[Passage to read — start]
TCU will at least have some experience at point guard. Junior Kyan Anderson will run the show again; over the last 10 games of his sophomore season, he sat on the bench for a total of 26 minutes. Anderson's unique trait is an ability to take the 3-pointer. Of course, this is not an unusual sight in a college basketball game, but Trent Johnson has a history of consistently regarding the 3 as a last resort on offense. The Horned Frogs ranked 327th in the nation in the percentage of shots they took from beyond the arc. Anderson should have a viable backup this season because Johnson signed 6-2 Michael Williams, who figures to get some playing time. Backcourt minutes will also go to 6-6 Jarvis Ray, who played 10 games last season before being declared academically ineligible.
TCU is hoping to get some help from 6-9 junior Amric Fields, who blew out his knee 12 seconds into the third game last season. Recovery from the torn ACL hasn't gone as smoothly as it could have, and Fields wasn't cleared for contact until late in the offseason.
Fields' contributions became more important when Devonta Abron tore his Achilles tendon in August. Abron was deserving of more minutes last season but was forced to split time with senior Adrick McKinney at the 5. Among rotation players, Abron had the fourth-best offensive rebounding percentage in the conference last season. Additionally, he made 53 percent of his shots (all 2s), drew a bunch of fouls, and blocked a few shots, too. In an offense dependent on getting to the rim and compensating for a poor field goal percentage with offensive rebounds and free throws, Abron was a nice fit.
Unfortunately, Fields isn't going to impress anyone with his rebounding numbers. As a sophomore, he somehow failed to post a double-digit defensive rebounding percentage, and grabbed a scant one in 20 rebounds on the offensive end. However, he did make 62 percent of his 2-point tries in his most recent full season, and demonstrated some range by going 31-of-90 (34.4 percent) from 3-point land. Fields' skill set would make him a viable wing, but given all the backcourt depth on this team, he'll need to discard the 3-point shot and battle for rebounds.
Further frontcourt support will arrive with 6-10 Aaron Durley, who I'm guessing is the only two-time veteran of the Little League World Series playing in D-I hoops. Durley missed last season after a preseason ACL injury, and he brings bulk to the court that should make him a serious rebounding threat, an area where the Frogs desperately need some help.
[Passage to read — finish]
[The data — start]
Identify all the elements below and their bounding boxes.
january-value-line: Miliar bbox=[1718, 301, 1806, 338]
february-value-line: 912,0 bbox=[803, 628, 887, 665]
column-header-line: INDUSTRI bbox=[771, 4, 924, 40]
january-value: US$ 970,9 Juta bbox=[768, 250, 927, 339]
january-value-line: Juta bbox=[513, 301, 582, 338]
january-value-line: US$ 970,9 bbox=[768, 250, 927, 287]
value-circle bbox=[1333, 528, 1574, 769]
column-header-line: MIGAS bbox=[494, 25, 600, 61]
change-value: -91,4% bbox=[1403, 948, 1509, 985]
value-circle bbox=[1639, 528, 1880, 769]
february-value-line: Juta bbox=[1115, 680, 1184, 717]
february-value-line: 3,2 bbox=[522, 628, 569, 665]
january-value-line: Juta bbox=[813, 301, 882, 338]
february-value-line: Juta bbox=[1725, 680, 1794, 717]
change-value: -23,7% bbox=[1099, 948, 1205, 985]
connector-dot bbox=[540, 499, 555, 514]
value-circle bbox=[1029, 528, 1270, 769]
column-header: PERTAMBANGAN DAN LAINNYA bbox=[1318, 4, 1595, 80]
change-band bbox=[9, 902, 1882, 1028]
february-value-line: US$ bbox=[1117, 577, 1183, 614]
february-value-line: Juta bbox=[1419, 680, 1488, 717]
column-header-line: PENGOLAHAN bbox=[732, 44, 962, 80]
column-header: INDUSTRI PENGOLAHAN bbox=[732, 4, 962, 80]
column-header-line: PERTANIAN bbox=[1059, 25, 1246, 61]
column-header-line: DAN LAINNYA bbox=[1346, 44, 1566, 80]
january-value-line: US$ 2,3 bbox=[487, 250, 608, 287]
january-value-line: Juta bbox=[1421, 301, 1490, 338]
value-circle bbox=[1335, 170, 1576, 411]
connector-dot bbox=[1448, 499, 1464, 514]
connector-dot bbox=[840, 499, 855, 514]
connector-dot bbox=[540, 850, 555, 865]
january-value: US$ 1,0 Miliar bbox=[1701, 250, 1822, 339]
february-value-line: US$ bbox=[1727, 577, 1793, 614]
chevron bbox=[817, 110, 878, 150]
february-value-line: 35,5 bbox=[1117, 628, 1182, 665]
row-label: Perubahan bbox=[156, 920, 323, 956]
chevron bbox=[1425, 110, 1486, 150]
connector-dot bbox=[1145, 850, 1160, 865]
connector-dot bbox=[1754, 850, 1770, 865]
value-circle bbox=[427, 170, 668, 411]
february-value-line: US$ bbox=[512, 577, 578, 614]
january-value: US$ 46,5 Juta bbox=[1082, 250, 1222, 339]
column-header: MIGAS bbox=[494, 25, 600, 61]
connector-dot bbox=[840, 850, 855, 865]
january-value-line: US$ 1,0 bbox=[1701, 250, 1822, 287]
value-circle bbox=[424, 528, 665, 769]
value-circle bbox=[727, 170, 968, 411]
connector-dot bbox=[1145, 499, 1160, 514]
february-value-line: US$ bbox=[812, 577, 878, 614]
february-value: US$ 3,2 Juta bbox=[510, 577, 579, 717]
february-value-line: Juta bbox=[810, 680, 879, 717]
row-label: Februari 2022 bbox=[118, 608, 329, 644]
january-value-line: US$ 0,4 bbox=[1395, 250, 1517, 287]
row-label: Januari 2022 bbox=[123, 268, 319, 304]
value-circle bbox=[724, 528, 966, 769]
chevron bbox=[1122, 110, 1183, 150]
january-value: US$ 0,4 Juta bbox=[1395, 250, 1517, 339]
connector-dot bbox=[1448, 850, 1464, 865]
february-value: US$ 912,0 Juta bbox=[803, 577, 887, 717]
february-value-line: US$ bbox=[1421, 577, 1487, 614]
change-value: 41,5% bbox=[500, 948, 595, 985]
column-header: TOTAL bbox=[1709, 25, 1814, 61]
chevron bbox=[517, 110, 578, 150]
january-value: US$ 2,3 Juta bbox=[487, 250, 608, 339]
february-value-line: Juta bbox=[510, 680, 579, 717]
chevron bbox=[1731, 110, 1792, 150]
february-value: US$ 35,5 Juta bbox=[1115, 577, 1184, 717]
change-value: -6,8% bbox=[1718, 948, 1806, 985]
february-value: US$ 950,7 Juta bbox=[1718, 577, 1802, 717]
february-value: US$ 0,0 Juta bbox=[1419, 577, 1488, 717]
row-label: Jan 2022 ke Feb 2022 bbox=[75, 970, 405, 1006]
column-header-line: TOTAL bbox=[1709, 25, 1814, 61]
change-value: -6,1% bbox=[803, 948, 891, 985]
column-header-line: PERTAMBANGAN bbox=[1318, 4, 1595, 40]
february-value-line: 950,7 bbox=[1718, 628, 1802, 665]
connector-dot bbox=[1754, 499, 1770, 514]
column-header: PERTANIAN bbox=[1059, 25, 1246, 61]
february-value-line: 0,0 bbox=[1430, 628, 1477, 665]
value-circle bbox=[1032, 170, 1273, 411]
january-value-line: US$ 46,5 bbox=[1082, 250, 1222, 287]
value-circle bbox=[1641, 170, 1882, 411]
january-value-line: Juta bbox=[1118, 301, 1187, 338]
[The data — finish]
• Using the information:
1. In the basketball preview, rewrite the paragraph beginning "Fields' contributions became more important" as a short bulleted list that keeps its main facts.
2. Copy the part of the basketball preview between "Fields' contributions became" and "a nice fit.", inclusive, word for word.

• Answers to the tasks:
1.
- Devonta Abron tore his Achilles tendon in August, which made Fields' contributions more important.
- Last season Abron deserved more minutes but split time at the 5 with senior Adrick McKinney.
- Among the conference's rotation players, he had the fourth-best offensive rebounding percentage.
- He made 53 percent of his shots, all of them 2s. He also drew many fouls and blocked a few shots.
- He fit well in an offense that relied on getting to the rim and made up for poor field goal shooting with offensive rebounds and free throws.

2.
Fields' contributions became more important when Devonta Abron tore his Achilles tendon in August. Abron was deserving of more minutes last season but was forced to split time with senior Adrick McKinney at the 5. Among rotation players, Abron had the fourth-best offensive rebounding percentage in the conference last season. Additionally, he made 53 percent of his shots (all 2s), drew a bunch of fouls, and blocked a few shots, too. In an offense dependent on getting to the rim and compensating for a poor field goal percentage with offensive rebounds and free throws, Abron was a nice fit.